- _Job_
List all lines of the data that include the string "title".

- _Input records_
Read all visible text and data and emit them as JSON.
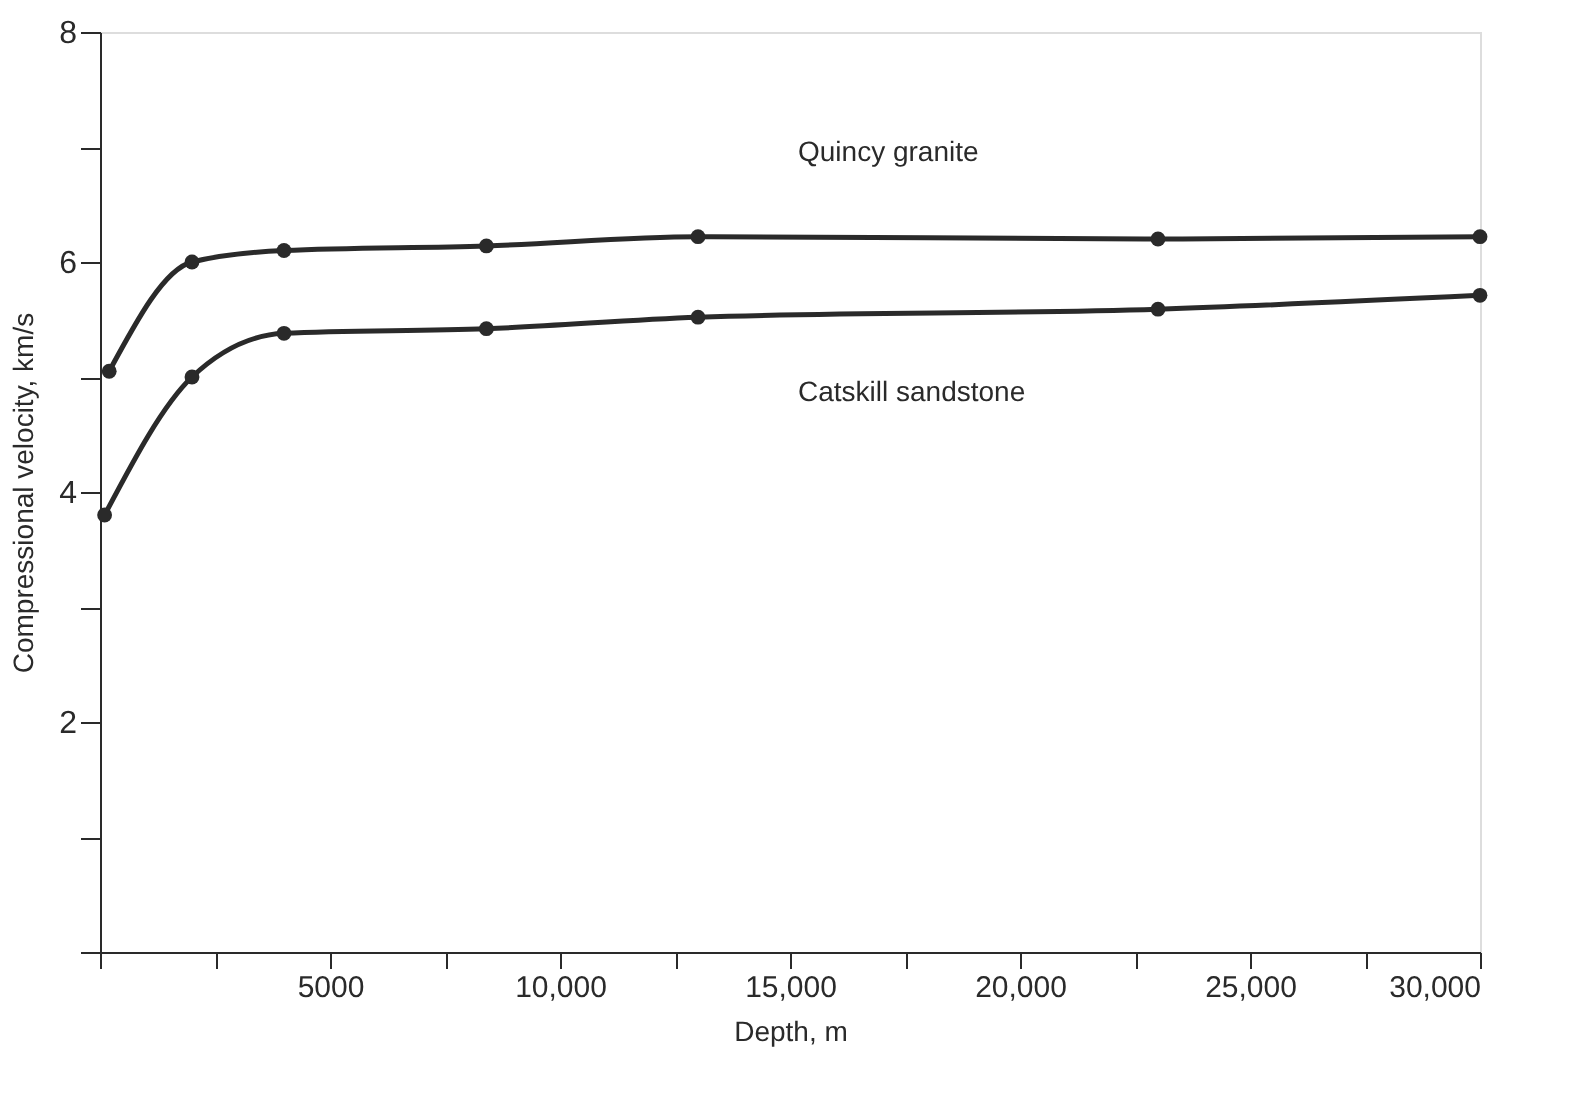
{
  "chart_data": {
    "type": "line",
    "xlabel": "Depth, m",
    "ylabel": "Compressional velocity, km/s",
    "series": [
      {
        "name": "Quincy granite",
        "color": "#2a2a2a",
        "x": [
          200,
          2000,
          4000,
          8400,
          13000,
          23000,
          30000
        ],
        "values": [
          5.05,
          6.0,
          6.1,
          6.14,
          6.22,
          6.2,
          6.22
        ]
      },
      {
        "name": "Catskill sandstone",
        "color": "#2a2a2a",
        "x": [
          100,
          2000,
          4000,
          8400,
          13000,
          23000,
          30000
        ],
        "values": [
          3.8,
          5.0,
          5.38,
          5.42,
          5.52,
          5.59,
          5.71
        ]
      }
    ],
    "xlim": [
      0,
      30000
    ],
    "xticks": [
      {
        "value": 0,
        "label": null
      },
      {
        "value": 2500,
        "label": null
      },
      5000,
      {
        "value": 7500,
        "label": null
      },
      {
        "value": 10000,
        "label": "10,000"
      },
      {
        "value": 12500,
        "label": null
      },
      {
        "value": 15000,
        "label": "15,000"
      },
      {
        "value": 17500,
        "label": null
      },
      {
        "value": 20000,
        "label": "20,000"
      },
      {
        "value": 22500,
        "label": null
      },
      {
        "value": 25000,
        "label": "25,000"
      },
      {
        "value": 27500,
        "label": null
      },
      {
        "value": 30000,
        "label": "30,000"
      }
    ],
    "ylim": [
      0,
      8
    ],
    "yticks": [
      {
        "value": 0,
        "label": null
      },
      {
        "value": 1,
        "label": null
      },
      2,
      {
        "value": 3,
        "label": null
      },
      4,
      {
        "value": 5,
        "label": null
      },
      6,
      {
        "value": 7,
        "label": null
      },
      8
    ],
    "marker": "circle",
    "line_style": "solid",
    "grid": false,
    "legend": false
  }
}
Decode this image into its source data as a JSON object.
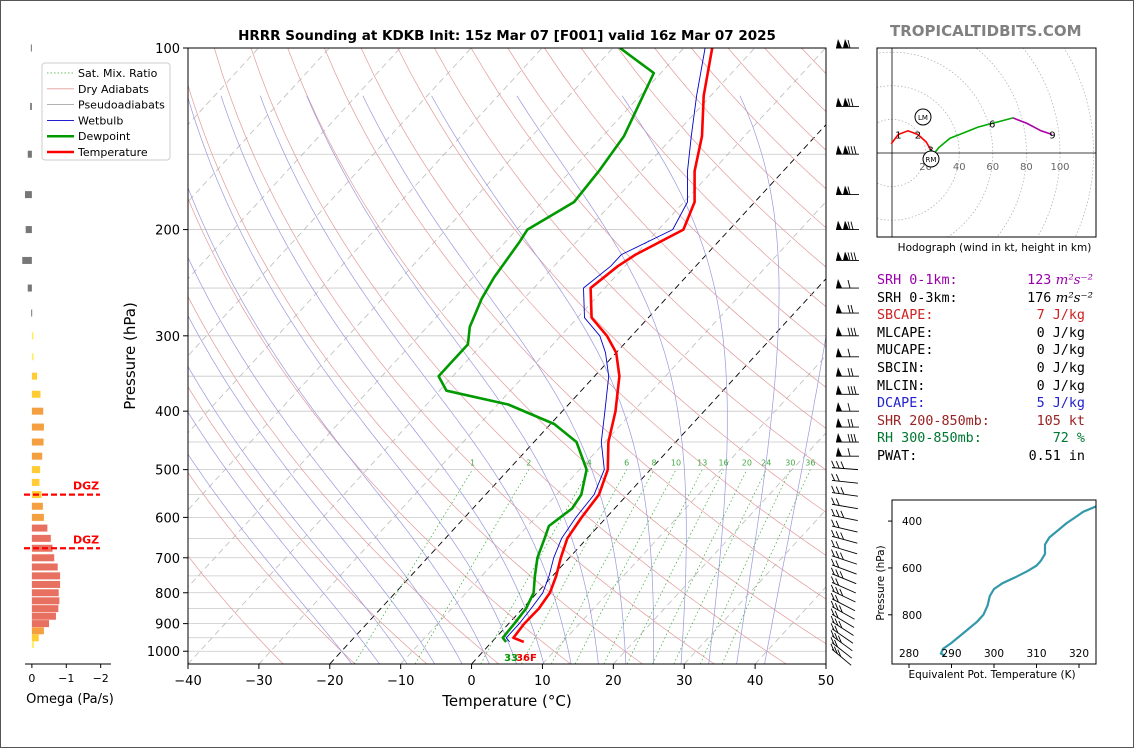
{
  "chart_data": [
    {
      "type": "line",
      "title": "HRRR Sounding at KDKB Init: 15z Mar 07 [F001] valid 16z Mar 07 2025",
      "xlabel": "Temperature (°C)",
      "ylabel": "Pressure (hPa)",
      "xlim": [
        -40,
        50
      ],
      "ylim": [
        1050,
        100
      ],
      "yscale": "log",
      "grid": true,
      "legend_position": "upper-left",
      "x_ticks": [
        -40,
        -30,
        -20,
        -10,
        0,
        10,
        20,
        30,
        40,
        50
      ],
      "y_ticks": [
        100,
        200,
        300,
        400,
        500,
        600,
        700,
        800,
        900,
        1000
      ],
      "legend": [
        "Sat. Mix. Ratio",
        "Dry Adiabats",
        "Pseudoadiabats",
        "Wetbulb",
        "Dewpoint",
        "Temperature"
      ],
      "mixing_ratio_labels": [
        "1",
        "2",
        "4",
        "6",
        "8",
        "10",
        "13",
        "16",
        "20",
        "24",
        "30",
        "36"
      ],
      "surface_label": "33",
      "surface_label_2": "36F",
      "series": [
        {
          "name": "Temperature",
          "color": "#ff0000",
          "points": [
            [
              4.5,
              965
            ],
            [
              2.5,
              950
            ],
            [
              2.2,
              900
            ],
            [
              2.3,
              850
            ],
            [
              1.8,
              800
            ],
            [
              0.5,
              750
            ],
            [
              -1.2,
              700
            ],
            [
              -2.8,
              650
            ],
            [
              -3.5,
              600
            ],
            [
              -4.0,
              550
            ],
            [
              -6,
              500
            ],
            [
              -9.5,
              450
            ],
            [
              -12.5,
              400
            ],
            [
              -16.5,
              350
            ],
            [
              -20,
              320
            ],
            [
              -23.5,
              300
            ],
            [
              -28,
              280
            ],
            [
              -32,
              250
            ],
            [
              -31,
              230
            ],
            [
              -30,
              220
            ],
            [
              -26.5,
              200
            ],
            [
              -28.5,
              180
            ],
            [
              -32.5,
              160
            ],
            [
              -36,
              140
            ],
            [
              -41,
              120
            ],
            [
              -46,
              100
            ]
          ]
        },
        {
          "name": "Dewpoint",
          "color": "#009900",
          "points": [
            [
              2.0,
              965
            ],
            [
              1.0,
              950
            ],
            [
              0.8,
              900
            ],
            [
              0.5,
              850
            ],
            [
              -0.5,
              800
            ],
            [
              -2.5,
              750
            ],
            [
              -4.5,
              700
            ],
            [
              -6,
              650
            ],
            [
              -7,
              620
            ],
            [
              -6,
              580
            ],
            [
              -6.5,
              550
            ],
            [
              -9,
              500
            ],
            [
              -14,
              450
            ],
            [
              -19.5,
              420
            ],
            [
              -28.5,
              390
            ],
            [
              -39,
              370
            ],
            [
              -42,
              350
            ],
            [
              -42,
              330
            ],
            [
              -42,
              310
            ],
            [
              -44,
              290
            ],
            [
              -46,
              260
            ],
            [
              -47,
              240
            ],
            [
              -48,
              210
            ],
            [
              -48.5,
              200
            ],
            [
              -45.5,
              180
            ],
            [
              -46,
              160
            ],
            [
              -47,
              140
            ],
            [
              -51,
              110
            ],
            [
              -59,
              100
            ]
          ]
        },
        {
          "name": "Wetbulb",
          "color": "#0000cc",
          "points": [
            [
              2.5,
              965
            ],
            [
              1.5,
              950
            ],
            [
              1.5,
              900
            ],
            [
              1.2,
              850
            ],
            [
              0.8,
              800
            ],
            [
              -0.5,
              750
            ],
            [
              -2.2,
              700
            ],
            [
              -3.6,
              650
            ],
            [
              -4.3,
              600
            ],
            [
              -4.7,
              550
            ],
            [
              -6.5,
              500
            ],
            [
              -10.5,
              450
            ],
            [
              -14,
              400
            ],
            [
              -18,
              350
            ],
            [
              -21.5,
              320
            ],
            [
              -24.5,
              300
            ],
            [
              -29,
              280
            ],
            [
              -33,
              250
            ],
            [
              -32,
              230
            ],
            [
              -32,
              220
            ],
            [
              -28,
              200
            ],
            [
              -29.5,
              180
            ],
            [
              -33.5,
              160
            ],
            [
              -37.5,
              140
            ],
            [
              -42,
              120
            ],
            [
              -47,
              100
            ]
          ]
        }
      ]
    },
    {
      "type": "bar",
      "xlabel": "Omega (Pa/s)",
      "xlim": [
        0.2,
        -2.3
      ],
      "x_ticks": [
        0,
        -1,
        -2
      ],
      "dgz_label": "DGZ",
      "dgz_pressures": [
        550,
        675
      ],
      "bars": [
        [
          100,
          0.03
        ],
        [
          125,
          0.05
        ],
        [
          150,
          0.12
        ],
        [
          175,
          0.2
        ],
        [
          200,
          0.18
        ],
        [
          225,
          0.28
        ],
        [
          250,
          0.12
        ],
        [
          275,
          0.02
        ],
        [
          300,
          -0.05
        ],
        [
          325,
          -0.05
        ],
        [
          350,
          -0.15
        ],
        [
          375,
          -0.25
        ],
        [
          400,
          -0.33
        ],
        [
          425,
          -0.35
        ],
        [
          450,
          -0.34
        ],
        [
          475,
          -0.3
        ],
        [
          500,
          -0.24
        ],
        [
          525,
          -0.22
        ],
        [
          550,
          -0.28
        ],
        [
          575,
          -0.32
        ],
        [
          600,
          -0.35
        ],
        [
          625,
          -0.45
        ],
        [
          650,
          -0.55
        ],
        [
          675,
          -0.6
        ],
        [
          700,
          -0.65
        ],
        [
          725,
          -0.75
        ],
        [
          750,
          -0.82
        ],
        [
          775,
          -0.82
        ],
        [
          800,
          -0.78
        ],
        [
          825,
          -0.8
        ],
        [
          850,
          -0.77
        ],
        [
          875,
          -0.7
        ],
        [
          900,
          -0.5
        ],
        [
          925,
          -0.35
        ],
        [
          950,
          -0.2
        ],
        [
          975,
          -0.06
        ]
      ]
    },
    {
      "type": "line",
      "title": "Hodograph (wind in kt, height in km)",
      "x_ticks": [
        20,
        40,
        60,
        80,
        100
      ],
      "height_labels": [
        "1",
        "2",
        "3",
        "6",
        "9"
      ],
      "motion_labels": [
        "LM",
        "RM"
      ],
      "points": [
        [
          3,
          5
        ],
        [
          8,
          10
        ],
        [
          15,
          12
        ],
        [
          22,
          10
        ],
        [
          28,
          6
        ],
        [
          31,
          2
        ],
        [
          32,
          -2
        ],
        [
          37,
          3
        ],
        [
          45,
          8
        ],
        [
          55,
          11
        ],
        [
          65,
          14
        ],
        [
          75,
          16
        ],
        [
          80,
          17
        ],
        [
          90,
          19
        ],
        [
          100,
          16
        ],
        [
          110,
          12
        ],
        [
          118,
          10
        ]
      ],
      "segment_colors": [
        "#ff0000",
        "#00aa00",
        "#aa00aa"
      ]
    },
    {
      "type": "line",
      "xlabel": "Equivalent Pot. Temperature (K)",
      "ylabel": "Pressure (hPa)",
      "xlim": [
        276,
        324
      ],
      "ylim": [
        1010,
        310
      ],
      "x_ticks": [
        280,
        290,
        300,
        310,
        320
      ],
      "y_ticks": [
        400,
        600,
        800
      ],
      "color": "#3399aa",
      "points": [
        [
          288.5,
          975
        ],
        [
          287.5,
          965
        ],
        [
          288,
          945
        ],
        [
          290,
          920
        ],
        [
          292,
          890
        ],
        [
          294,
          860
        ],
        [
          296,
          830
        ],
        [
          297.5,
          800
        ],
        [
          298.5,
          760
        ],
        [
          299,
          720
        ],
        [
          300,
          690
        ],
        [
          302,
          665
        ],
        [
          305,
          640
        ],
        [
          308,
          612
        ],
        [
          310,
          590
        ],
        [
          311,
          570
        ],
        [
          312,
          540
        ],
        [
          312,
          500
        ],
        [
          313,
          470
        ],
        [
          315,
          440
        ],
        [
          317,
          410
        ],
        [
          319,
          385
        ],
        [
          321,
          360
        ],
        [
          323,
          345
        ],
        [
          325,
          330
        ]
      ]
    }
  ],
  "brand": "TROPICALTIDBITS.COM",
  "params": [
    {
      "label": "SRH 0-1km:",
      "value": "123",
      "unit": "m²s⁻²",
      "color": "#9900aa"
    },
    {
      "label": "SRH 0-3km:",
      "value": "176",
      "unit": "m²s⁻²",
      "color": "#000000"
    },
    {
      "label": "SBCAPE:",
      "value": "7 J/kg",
      "unit": "",
      "color": "#cc2222"
    },
    {
      "label": "MLCAPE:",
      "value": "0 J/kg",
      "unit": "",
      "color": "#000000"
    },
    {
      "label": "MUCAPE:",
      "value": "0 J/kg",
      "unit": "",
      "color": "#000000"
    },
    {
      "label": "SBCIN:",
      "value": "0 J/kg",
      "unit": "",
      "color": "#000000"
    },
    {
      "label": "MLCIN:",
      "value": "0 J/kg",
      "unit": "",
      "color": "#000000"
    },
    {
      "label": "DCAPE:",
      "value": "5 J/kg",
      "unit": "",
      "color": "#2222cc"
    },
    {
      "label": "SHR 200-850mb:",
      "value": "105 kt",
      "unit": "",
      "color": "#992222"
    },
    {
      "label": "RH 300-850mb:",
      "value": "72 %",
      "unit": "",
      "color": "#007733"
    },
    {
      "label": "PWAT:",
      "value": "0.51 in",
      "unit": "",
      "color": "#000000"
    }
  ]
}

- _Full answer_
      "title": "HRRR Sounding at KDKB Init: 15z Mar 07 [F001] valid 16z Mar 07 2025",
      "title": "Hodograph (wind in kt, height in km)",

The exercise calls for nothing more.